Stored items:
*****
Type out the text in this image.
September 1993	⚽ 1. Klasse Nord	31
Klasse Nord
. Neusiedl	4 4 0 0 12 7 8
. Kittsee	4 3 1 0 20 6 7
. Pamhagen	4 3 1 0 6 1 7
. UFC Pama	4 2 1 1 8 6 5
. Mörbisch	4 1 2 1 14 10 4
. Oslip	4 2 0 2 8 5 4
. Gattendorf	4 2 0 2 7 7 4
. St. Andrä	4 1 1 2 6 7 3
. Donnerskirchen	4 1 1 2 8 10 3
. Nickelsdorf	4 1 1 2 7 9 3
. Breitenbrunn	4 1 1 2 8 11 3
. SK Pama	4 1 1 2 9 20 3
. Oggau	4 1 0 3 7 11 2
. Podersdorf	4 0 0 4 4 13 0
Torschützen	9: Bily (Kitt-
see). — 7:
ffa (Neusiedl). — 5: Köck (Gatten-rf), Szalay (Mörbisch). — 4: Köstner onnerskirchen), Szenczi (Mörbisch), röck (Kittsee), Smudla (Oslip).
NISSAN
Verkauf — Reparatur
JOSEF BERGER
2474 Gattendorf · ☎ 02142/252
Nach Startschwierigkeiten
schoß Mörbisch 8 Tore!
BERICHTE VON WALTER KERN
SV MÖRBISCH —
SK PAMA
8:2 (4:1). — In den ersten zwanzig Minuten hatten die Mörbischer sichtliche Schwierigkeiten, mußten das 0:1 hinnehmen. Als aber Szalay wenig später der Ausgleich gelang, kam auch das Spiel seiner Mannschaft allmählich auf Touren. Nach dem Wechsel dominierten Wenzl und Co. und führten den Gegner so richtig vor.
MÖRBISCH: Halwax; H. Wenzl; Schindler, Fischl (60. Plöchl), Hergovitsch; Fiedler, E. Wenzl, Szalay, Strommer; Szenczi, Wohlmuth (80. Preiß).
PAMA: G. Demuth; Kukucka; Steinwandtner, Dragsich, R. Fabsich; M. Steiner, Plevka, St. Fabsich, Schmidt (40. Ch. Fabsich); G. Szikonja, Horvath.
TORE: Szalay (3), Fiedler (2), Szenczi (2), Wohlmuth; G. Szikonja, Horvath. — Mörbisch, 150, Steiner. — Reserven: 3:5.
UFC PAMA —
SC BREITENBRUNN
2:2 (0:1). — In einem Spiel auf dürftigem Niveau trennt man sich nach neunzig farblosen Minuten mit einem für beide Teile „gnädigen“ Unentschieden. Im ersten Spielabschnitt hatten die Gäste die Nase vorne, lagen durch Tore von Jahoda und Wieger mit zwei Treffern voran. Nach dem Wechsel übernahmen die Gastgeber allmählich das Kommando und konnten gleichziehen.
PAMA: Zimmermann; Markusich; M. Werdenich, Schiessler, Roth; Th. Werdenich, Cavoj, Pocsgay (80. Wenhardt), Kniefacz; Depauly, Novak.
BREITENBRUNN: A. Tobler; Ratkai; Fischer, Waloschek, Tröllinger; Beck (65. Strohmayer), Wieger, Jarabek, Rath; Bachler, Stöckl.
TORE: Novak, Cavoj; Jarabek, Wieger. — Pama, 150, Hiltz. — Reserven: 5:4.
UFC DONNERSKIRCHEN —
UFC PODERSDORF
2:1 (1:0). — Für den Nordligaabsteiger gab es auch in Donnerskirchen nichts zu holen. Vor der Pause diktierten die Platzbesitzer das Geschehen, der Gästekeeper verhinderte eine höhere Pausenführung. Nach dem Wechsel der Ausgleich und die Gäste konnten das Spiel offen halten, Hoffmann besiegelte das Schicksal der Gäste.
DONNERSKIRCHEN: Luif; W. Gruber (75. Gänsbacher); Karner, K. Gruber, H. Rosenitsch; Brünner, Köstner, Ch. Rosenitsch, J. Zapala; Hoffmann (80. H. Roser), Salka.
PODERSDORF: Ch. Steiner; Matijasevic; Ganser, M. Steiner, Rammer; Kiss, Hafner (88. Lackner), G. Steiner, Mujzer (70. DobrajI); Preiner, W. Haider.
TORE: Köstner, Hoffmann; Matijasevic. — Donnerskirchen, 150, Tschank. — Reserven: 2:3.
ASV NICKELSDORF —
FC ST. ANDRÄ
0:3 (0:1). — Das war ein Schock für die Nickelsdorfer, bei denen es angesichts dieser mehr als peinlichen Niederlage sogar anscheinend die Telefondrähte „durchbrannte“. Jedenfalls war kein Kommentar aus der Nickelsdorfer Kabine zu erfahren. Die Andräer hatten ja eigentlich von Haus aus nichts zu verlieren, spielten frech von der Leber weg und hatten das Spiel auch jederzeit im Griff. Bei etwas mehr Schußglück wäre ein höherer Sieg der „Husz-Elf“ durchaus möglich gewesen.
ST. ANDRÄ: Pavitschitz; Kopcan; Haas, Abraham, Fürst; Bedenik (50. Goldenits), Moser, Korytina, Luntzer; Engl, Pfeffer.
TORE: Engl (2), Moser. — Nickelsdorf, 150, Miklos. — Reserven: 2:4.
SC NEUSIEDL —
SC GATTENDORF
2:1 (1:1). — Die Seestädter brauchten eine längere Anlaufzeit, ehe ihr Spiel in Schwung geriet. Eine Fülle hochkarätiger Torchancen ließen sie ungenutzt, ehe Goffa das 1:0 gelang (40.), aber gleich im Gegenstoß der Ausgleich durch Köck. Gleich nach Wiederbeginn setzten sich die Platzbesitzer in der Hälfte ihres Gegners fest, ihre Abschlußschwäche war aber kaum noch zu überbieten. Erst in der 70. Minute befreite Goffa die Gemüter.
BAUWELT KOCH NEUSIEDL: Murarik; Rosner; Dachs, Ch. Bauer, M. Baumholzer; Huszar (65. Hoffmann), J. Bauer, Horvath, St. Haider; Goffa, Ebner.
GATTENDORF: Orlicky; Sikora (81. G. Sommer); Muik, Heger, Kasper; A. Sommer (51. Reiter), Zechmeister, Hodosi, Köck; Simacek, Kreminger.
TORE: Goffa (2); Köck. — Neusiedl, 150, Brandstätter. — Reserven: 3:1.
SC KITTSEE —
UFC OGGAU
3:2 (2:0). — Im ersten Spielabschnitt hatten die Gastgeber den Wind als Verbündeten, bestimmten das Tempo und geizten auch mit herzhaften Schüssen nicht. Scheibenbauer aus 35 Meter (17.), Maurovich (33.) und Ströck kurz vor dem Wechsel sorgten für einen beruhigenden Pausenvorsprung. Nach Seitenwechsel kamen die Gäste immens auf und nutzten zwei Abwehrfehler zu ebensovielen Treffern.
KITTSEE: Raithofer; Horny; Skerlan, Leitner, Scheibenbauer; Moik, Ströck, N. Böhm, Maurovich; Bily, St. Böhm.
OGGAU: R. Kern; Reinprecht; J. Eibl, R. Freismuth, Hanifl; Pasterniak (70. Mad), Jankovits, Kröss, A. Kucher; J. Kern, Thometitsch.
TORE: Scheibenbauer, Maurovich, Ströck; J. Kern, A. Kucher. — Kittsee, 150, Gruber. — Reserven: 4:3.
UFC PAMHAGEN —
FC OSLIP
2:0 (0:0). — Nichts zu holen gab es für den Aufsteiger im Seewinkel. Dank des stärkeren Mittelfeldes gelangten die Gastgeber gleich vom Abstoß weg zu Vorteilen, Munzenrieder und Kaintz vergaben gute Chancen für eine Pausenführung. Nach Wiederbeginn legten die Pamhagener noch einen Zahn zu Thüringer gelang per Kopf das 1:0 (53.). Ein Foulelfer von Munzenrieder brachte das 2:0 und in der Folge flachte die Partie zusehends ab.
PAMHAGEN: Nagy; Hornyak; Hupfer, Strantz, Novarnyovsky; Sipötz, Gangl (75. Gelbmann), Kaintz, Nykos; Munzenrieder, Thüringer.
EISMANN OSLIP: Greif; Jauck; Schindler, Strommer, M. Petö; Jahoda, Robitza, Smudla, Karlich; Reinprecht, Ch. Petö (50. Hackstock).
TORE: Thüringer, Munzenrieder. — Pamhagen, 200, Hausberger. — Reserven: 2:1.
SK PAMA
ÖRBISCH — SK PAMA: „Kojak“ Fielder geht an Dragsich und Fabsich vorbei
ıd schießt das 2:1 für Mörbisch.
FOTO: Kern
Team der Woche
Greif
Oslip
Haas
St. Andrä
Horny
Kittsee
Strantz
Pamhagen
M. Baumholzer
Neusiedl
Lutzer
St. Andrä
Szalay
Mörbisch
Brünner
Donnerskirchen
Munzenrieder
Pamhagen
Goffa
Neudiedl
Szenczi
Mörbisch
*****
_WRITTEN TASK_:
State how many lines include the string "Ausgleich". Give no other information.

_FINISHED ANSWER_:
3